— START —

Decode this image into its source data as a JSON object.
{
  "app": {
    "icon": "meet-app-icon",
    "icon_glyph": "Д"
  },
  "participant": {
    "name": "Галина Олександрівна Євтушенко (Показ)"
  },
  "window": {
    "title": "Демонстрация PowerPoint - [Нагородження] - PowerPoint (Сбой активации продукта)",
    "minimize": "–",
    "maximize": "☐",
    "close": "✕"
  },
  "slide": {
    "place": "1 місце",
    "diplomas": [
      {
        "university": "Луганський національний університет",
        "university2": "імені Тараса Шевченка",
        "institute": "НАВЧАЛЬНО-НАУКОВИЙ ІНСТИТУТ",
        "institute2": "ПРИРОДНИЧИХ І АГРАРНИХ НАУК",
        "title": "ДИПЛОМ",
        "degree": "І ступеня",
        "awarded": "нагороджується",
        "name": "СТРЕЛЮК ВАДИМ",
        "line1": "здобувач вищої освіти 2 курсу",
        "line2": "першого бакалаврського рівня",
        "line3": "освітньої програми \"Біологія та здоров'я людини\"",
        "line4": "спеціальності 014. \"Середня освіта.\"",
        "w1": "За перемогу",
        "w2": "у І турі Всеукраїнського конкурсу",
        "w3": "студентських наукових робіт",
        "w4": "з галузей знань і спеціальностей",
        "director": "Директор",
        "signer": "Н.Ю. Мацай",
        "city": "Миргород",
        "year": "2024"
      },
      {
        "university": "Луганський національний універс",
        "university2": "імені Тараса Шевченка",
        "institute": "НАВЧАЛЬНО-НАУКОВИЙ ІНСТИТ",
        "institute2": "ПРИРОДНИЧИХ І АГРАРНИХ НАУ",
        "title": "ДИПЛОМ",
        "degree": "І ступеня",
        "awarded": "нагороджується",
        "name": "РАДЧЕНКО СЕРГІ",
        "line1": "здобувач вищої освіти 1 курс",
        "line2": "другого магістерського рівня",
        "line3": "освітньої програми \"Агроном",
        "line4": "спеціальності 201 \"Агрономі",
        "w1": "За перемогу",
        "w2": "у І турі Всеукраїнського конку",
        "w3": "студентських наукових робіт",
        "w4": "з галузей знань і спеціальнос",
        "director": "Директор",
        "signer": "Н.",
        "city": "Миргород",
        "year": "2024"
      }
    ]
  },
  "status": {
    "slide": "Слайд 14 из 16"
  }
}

— END —

§ GIVEN PROBLEM: Look through the entries and return every line where "турі" appears.

§ EXPECTED ANSWER:
        "w2": "у І турі Всеукраїнського конкурсу",
        "w2": "у І турі Всеукраїнського конку",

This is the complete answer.